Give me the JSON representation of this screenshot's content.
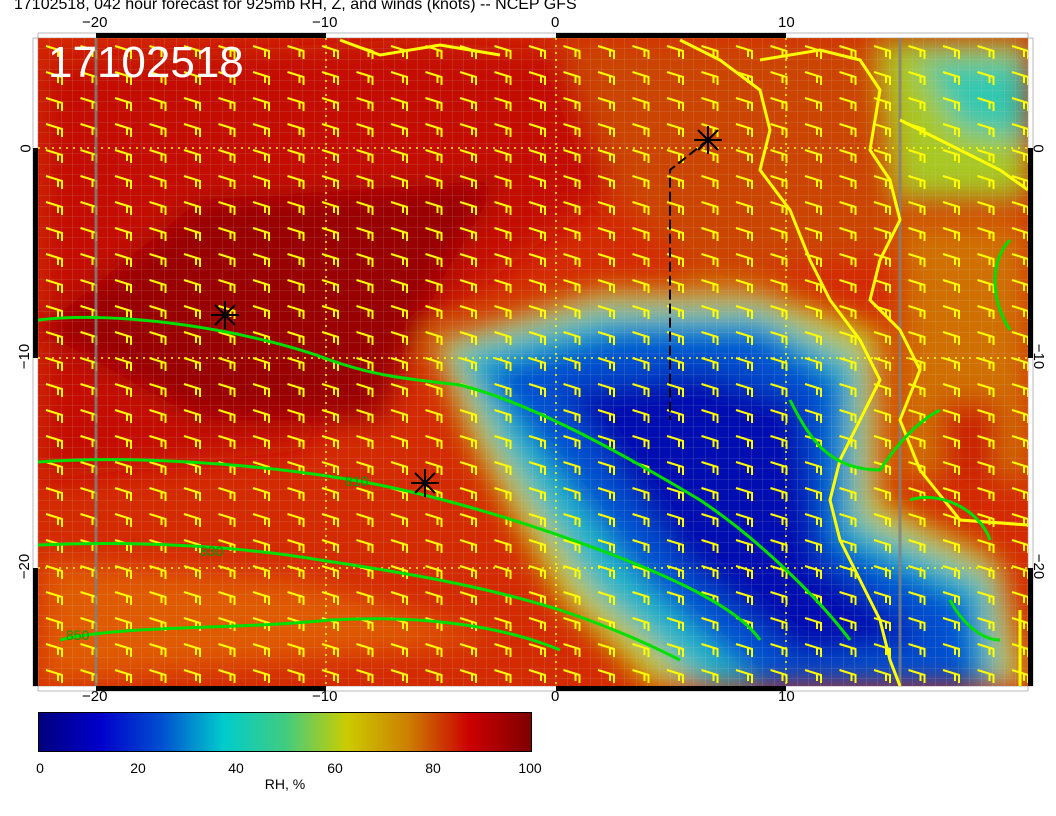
{
  "title": "17102518, 042 hour forecast for 925mb RH, Z, and winds (knots) -- NCEP GFS",
  "stamp": "17102518",
  "lon_ticks": [
    "−20",
    "−10",
    "0",
    "10"
  ],
  "lat_ticks": [
    "0",
    "−10",
    "−20"
  ],
  "contour_labels": [
    "810",
    "830",
    "850"
  ],
  "colorbar": {
    "ticks": [
      "0",
      "20",
      "40",
      "60",
      "80",
      "100"
    ],
    "unit": "RH, %",
    "colors": [
      "#00007f",
      "#0000cc",
      "#0050d0",
      "#00cccc",
      "#40cc80",
      "#cccc00",
      "#cc8000",
      "#cc0000",
      "#7f0000"
    ]
  },
  "colors": {
    "contour": "#00e000",
    "barbs": "#ffff00",
    "coast": "#ffff00",
    "grid": "#c8c8c8"
  }
}
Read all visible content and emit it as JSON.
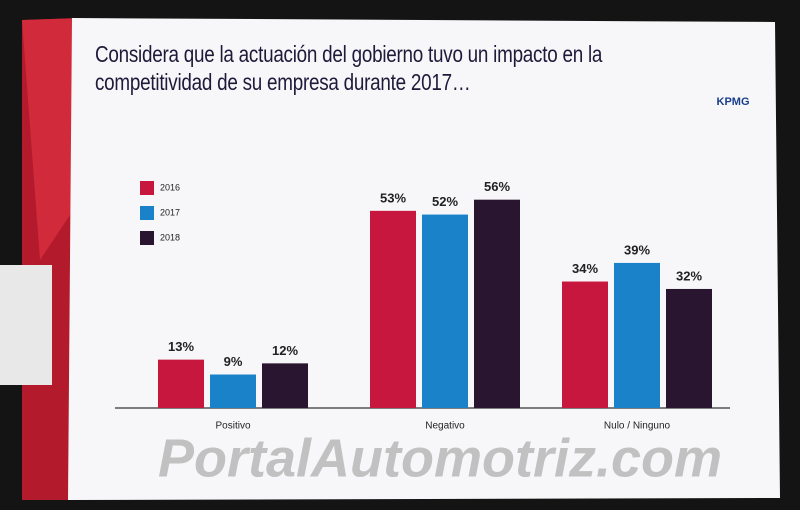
{
  "chart_data": {
    "type": "bar",
    "title": "Considera que la actuación del gobierno tuvo un impacto en la competitividad de su empresa durante 2017…",
    "logo": "KPMG",
    "watermark": "PortalAutomotriz.com",
    "categories": [
      "Positivo",
      "Negativo",
      "Nulo / Ninguno"
    ],
    "series": [
      {
        "name": "2016",
        "color": "#c8173e",
        "values": [
          13,
          53,
          34
        ],
        "value_labels": [
          "13%",
          "53%",
          "34%"
        ]
      },
      {
        "name": "2017",
        "color": "#1a82c8",
        "values": [
          9,
          52,
          39
        ],
        "value_labels": [
          "9%",
          "52%",
          "39%"
        ]
      },
      {
        "name": "2018",
        "color": "#2a1530",
        "values": [
          12,
          56,
          32
        ],
        "value_labels": [
          "12%",
          "56%",
          "32%"
        ]
      }
    ],
    "legend": "upper left"
  }
}
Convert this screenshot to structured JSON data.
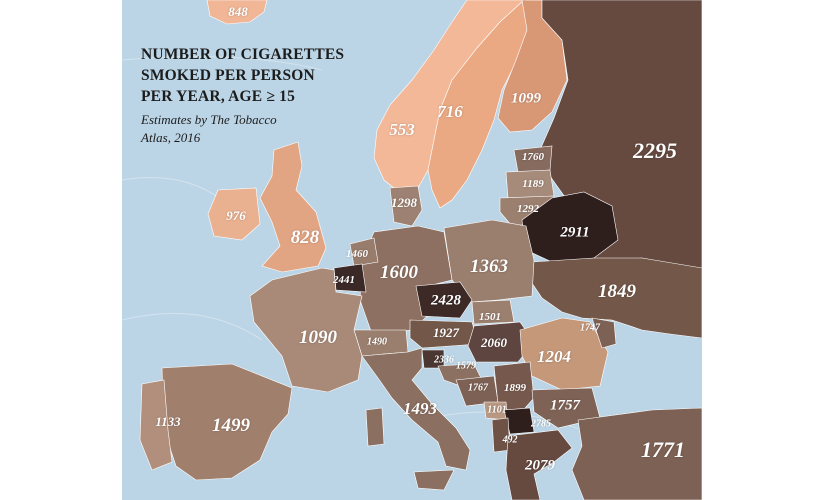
{
  "title_lines": [
    "NUMBER OF CIGARETTES",
    "SMOKED PER PERSON",
    "PER YEAR, AGE ≥ 15"
  ],
  "subtitle_lines": [
    "Estimates by The Tobacco",
    "Atlas, 2016"
  ],
  "colors": {
    "sea": "#bcd5e6",
    "outside_map": "#ffffff",
    "scale_lowest": "#f1b696",
    "scale_highest": "#2e1f1d"
  },
  "values": {
    "iceland": "848",
    "norway": "553",
    "sweden": "716",
    "finland": "1099",
    "russia": "2295",
    "estonia": "1760",
    "latvia": "1189",
    "lithuania": "1292",
    "denmark": "1298",
    "belarus": "2911",
    "ireland": "976",
    "united_kingdom": "828",
    "netherlands": "1460",
    "belgium": "2441",
    "germany": "1600",
    "poland": "1363",
    "czechia": "2428",
    "ukraine": "1849",
    "slovakia": "1501",
    "france": "1090",
    "austria": "1927",
    "hungary": "2060",
    "switzerland": "1490",
    "moldova": "1747",
    "romania": "1204",
    "slovenia": "2336",
    "croatia": "1579",
    "bosnia": "1767",
    "serbia": "1899",
    "montenegro": "1101",
    "bulgaria": "1757",
    "macedonia": "2785",
    "albania": "492",
    "portugal": "1133",
    "spain": "1499",
    "italy": "1493",
    "greece": "2079",
    "turkey": "1771"
  }
}
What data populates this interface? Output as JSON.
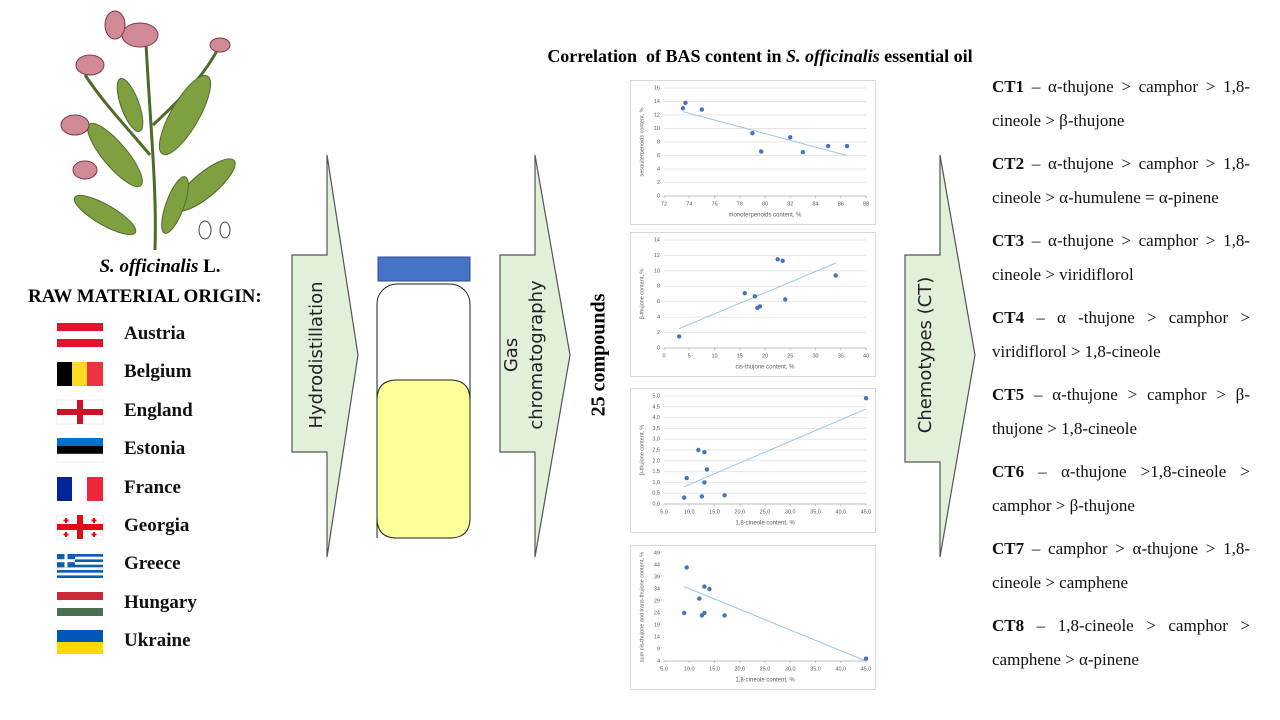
{
  "plant": {
    "species": "S. officinalis",
    "suffix": "L."
  },
  "origin": {
    "heading": "RAW MATERIAL ORIGIN:",
    "countries": [
      "Austria",
      "Belgium",
      "England",
      "Estonia",
      "France",
      "Georgia",
      "Greece",
      "Hungary",
      "Ukraine"
    ]
  },
  "steps": {
    "hydrodistillation": "Hydrodistillation",
    "chromatography": [
      "Gas",
      "chromatography"
    ],
    "compounds": "25 compounds",
    "chemotypes": "Chemotypes (CT)"
  },
  "title": {
    "parts": [
      "Correlation  of BAS content in ",
      "S. officinalis",
      " essential oil"
    ]
  },
  "chemotypes": [
    {
      "label": "CT1",
      "text": "– α-thujone > camphor > 1,8-cineole > β-thujone"
    },
    {
      "label": "CT2",
      "text": "– α-thujone > camphor > 1,8-cineole > α-humulene = α-pinene"
    },
    {
      "label": "CT3",
      "text": "– α-thujone > camphor > 1,8-cineole > viridiflorol"
    },
    {
      "label": "CT4",
      "text": "– α -thujone > camphor > viridiflorol > 1,8-cineole"
    },
    {
      "label": "CT5",
      "text": "– α-thujone > camphor > β-thujone > 1,8-cineole"
    },
    {
      "label": "CT6",
      "text": "– α-thujone >1,8-cineole > camphor > β-thujone"
    },
    {
      "label": "CT7",
      "text": "– camphor > α-thujone > 1,8-cineole > camphene"
    },
    {
      "label": "CT8",
      "text": "– 1,8-cineole > camphor > camphene > α-pinene"
    }
  ],
  "chart_data": [
    {
      "type": "scatter",
      "x_label": "monoterpenoids content, %",
      "y_label": "sesquiterpenoids content, %",
      "color": "#4472c4",
      "grid": true,
      "x": [
        73.5,
        73.7,
        75,
        79,
        79.7,
        82,
        83,
        85,
        86.5
      ],
      "y": [
        13,
        13.8,
        12.8,
        9.3,
        6.6,
        8.7,
        6.5,
        7.4,
        7.4
      ],
      "trend": {
        "x": [
          73.5,
          86.5
        ],
        "y": [
          12.5,
          6
        ]
      },
      "xlim": [
        72,
        88
      ],
      "xticks": [
        72,
        74,
        76,
        78,
        80,
        82,
        84,
        86,
        88
      ],
      "ylim": [
        0,
        16
      ],
      "yticks": [
        0,
        2,
        4,
        6,
        8,
        10,
        12,
        14,
        16
      ]
    },
    {
      "type": "scatter",
      "x_label": "cis-thujone content, %",
      "y_label": "β-thujone  content, %",
      "color": "#4472c4",
      "grid": true,
      "x": [
        3,
        16,
        18,
        18.5,
        19,
        22.5,
        23.5,
        24,
        34
      ],
      "y": [
        1.5,
        7.1,
        6.7,
        5.2,
        5.4,
        11.5,
        11.3,
        6.3,
        9.4
      ],
      "trend": {
        "x": [
          3,
          34
        ],
        "y": [
          2.5,
          11
        ]
      },
      "xlim": [
        0,
        40
      ],
      "xticks": [
        0,
        5,
        10,
        15,
        20,
        25,
        30,
        35,
        40
      ],
      "ylim": [
        0,
        14
      ],
      "yticks": [
        0,
        2,
        4,
        6,
        8,
        10,
        12,
        14
      ]
    },
    {
      "type": "scatter",
      "x_label": "1,8-cineole  content, %",
      "y_label": "β-thujone  content, %",
      "color": "#4472c4",
      "grid": true,
      "x": [
        9,
        9.5,
        11.8,
        12.5,
        13,
        13,
        13.5,
        17,
        45
      ],
      "y": [
        0.3,
        1.2,
        2.5,
        0.35,
        2.4,
        1.0,
        1.6,
        0.4,
        4.9
      ],
      "trend": {
        "x": [
          9,
          45
        ],
        "y": [
          0.8,
          4.4
        ]
      },
      "xlim": [
        5,
        45
      ],
      "xticks": [
        {
          "value": 5,
          "label": "5,0"
        },
        {
          "value": 10,
          "label": "10,0"
        },
        {
          "value": 15,
          "label": "15,0"
        },
        {
          "value": 20,
          "label": "20,0"
        },
        {
          "value": 25,
          "label": "25,0"
        },
        {
          "value": 30,
          "label": "30,0"
        },
        {
          "value": 35,
          "label": "35,0"
        },
        {
          "value": 40,
          "label": "40,0"
        },
        {
          "value": 45,
          "label": "45,0"
        }
      ],
      "ylim": [
        0,
        5
      ],
      "yticks": [
        {
          "value": 0,
          "label": "0,0"
        },
        {
          "value": 0.5,
          "label": "0,5"
        },
        {
          "value": 1,
          "label": "1,0"
        },
        {
          "value": 1.5,
          "label": "1,5"
        },
        {
          "value": 2,
          "label": "2,0"
        },
        {
          "value": 2.5,
          "label": "2,5"
        },
        {
          "value": 3,
          "label": "3,0"
        },
        {
          "value": 3.5,
          "label": "3,5"
        },
        {
          "value": 4,
          "label": "4,0"
        },
        {
          "value": 4.5,
          "label": "4,5"
        },
        {
          "value": 5,
          "label": "5,0"
        }
      ]
    },
    {
      "type": "scatter",
      "x_label": "1,8-cineole content, %",
      "y_label": "sum cis-thujone and trans-thujone content, %",
      "color": "#4472c4",
      "grid": false,
      "x": [
        9,
        9.5,
        12,
        12.5,
        13,
        13,
        14,
        17,
        45
      ],
      "y": [
        24,
        43,
        30,
        23,
        24,
        35,
        34,
        23,
        5
      ],
      "trend": {
        "x": [
          9,
          45
        ],
        "y": [
          35,
          4
        ]
      },
      "xlim": [
        5,
        45
      ],
      "xticks": [
        {
          "value": 5,
          "label": "5,0"
        },
        {
          "value": 10,
          "label": "10,0"
        },
        {
          "value": 15,
          "label": "15,0"
        },
        {
          "value": 20,
          "label": "20,0"
        },
        {
          "value": 25,
          "label": "25,0"
        },
        {
          "value": 30,
          "label": "30,0"
        },
        {
          "value": 35,
          "label": "35,0"
        },
        {
          "value": 40,
          "label": "40,0"
        },
        {
          "value": 45,
          "label": "45,0"
        }
      ],
      "ylim": [
        4,
        49
      ],
      "yticks": [
        4,
        9,
        14,
        19,
        24,
        29,
        34,
        39,
        44,
        49
      ]
    }
  ]
}
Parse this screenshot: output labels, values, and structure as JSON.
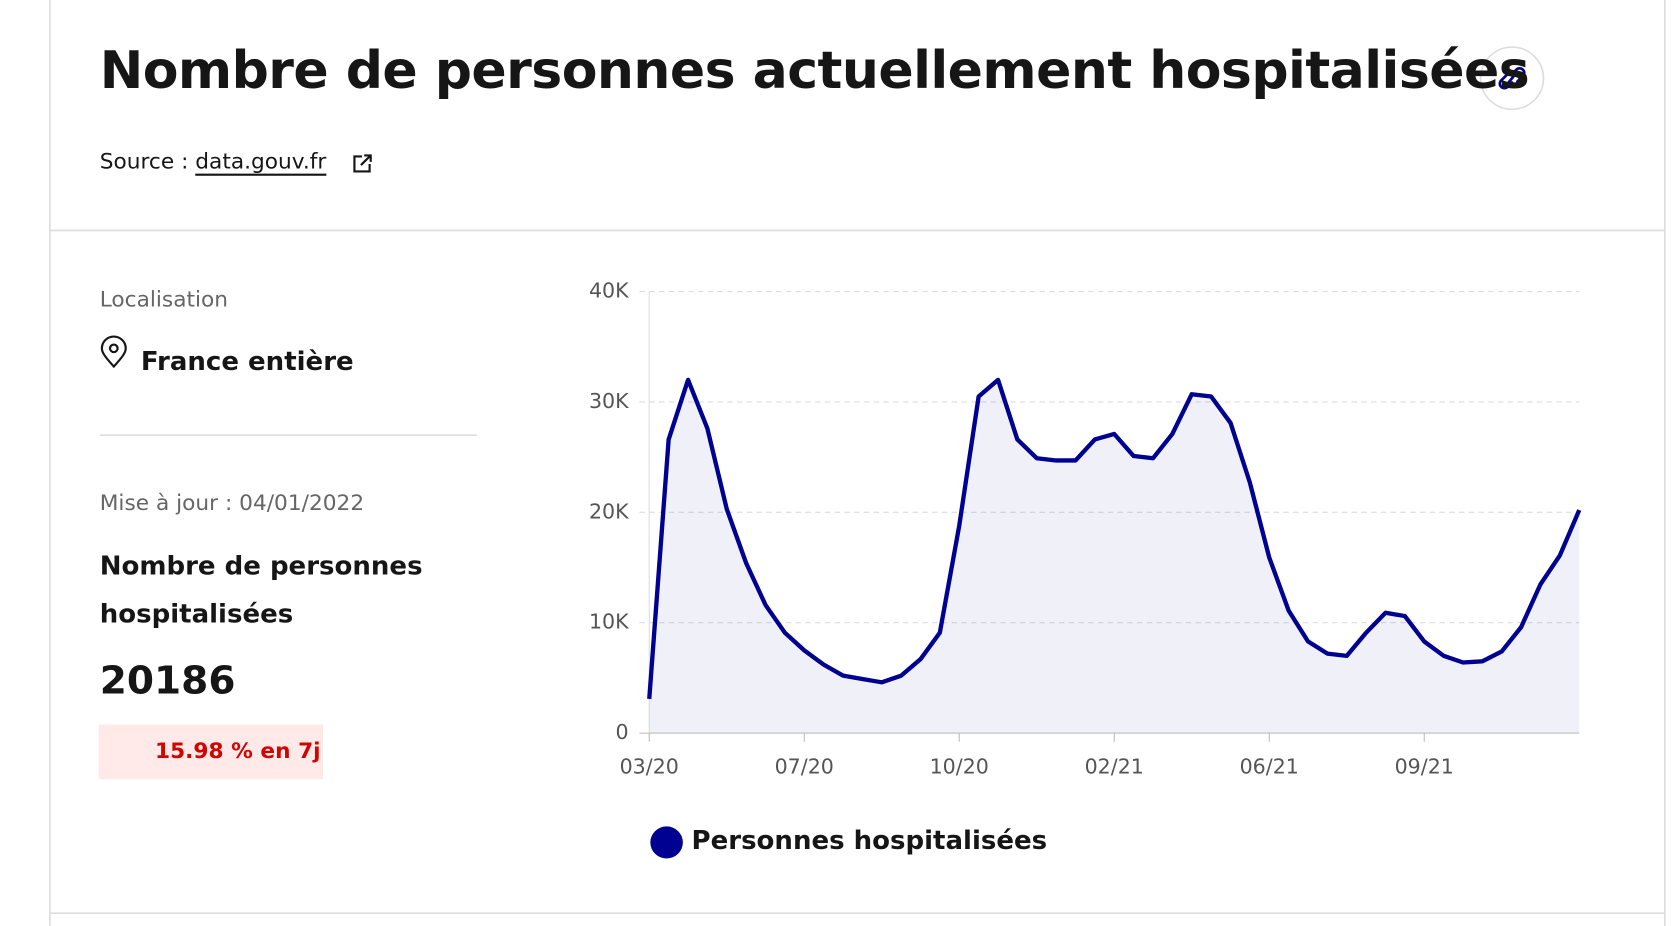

########################################

#### Instructions to follow
Each line that holds the word "cineole" is to be copied.

#### Finished answer
      "text": "– α-thujone > camphor > 1,8-cineole > β-thujone"
      "text": "– α-thujone > camphor > 1,8-cineole > α-humulene = α-pinene"
      "text": "– α-thujone > camphor > 1,8-cineole > viridiflorol"
      "text": "– α -thujone > camphor > viridiflorol > 1,8-cineole"
      "text": "– α-thujone > camphor > β-thujone > 1,8-cineole"
      "text": "– α-thujone >1,8-cineole > camphor > β-thujone"
      "text": "– camphor > α-thujone > 1,8-cineole > camphene"
      "text": "– 1,8-cineole > camphor > camphene > α-pinene"
      "x_label": "1,8-cineole  content, %",
      "x_label": "1,8-cineole content, %",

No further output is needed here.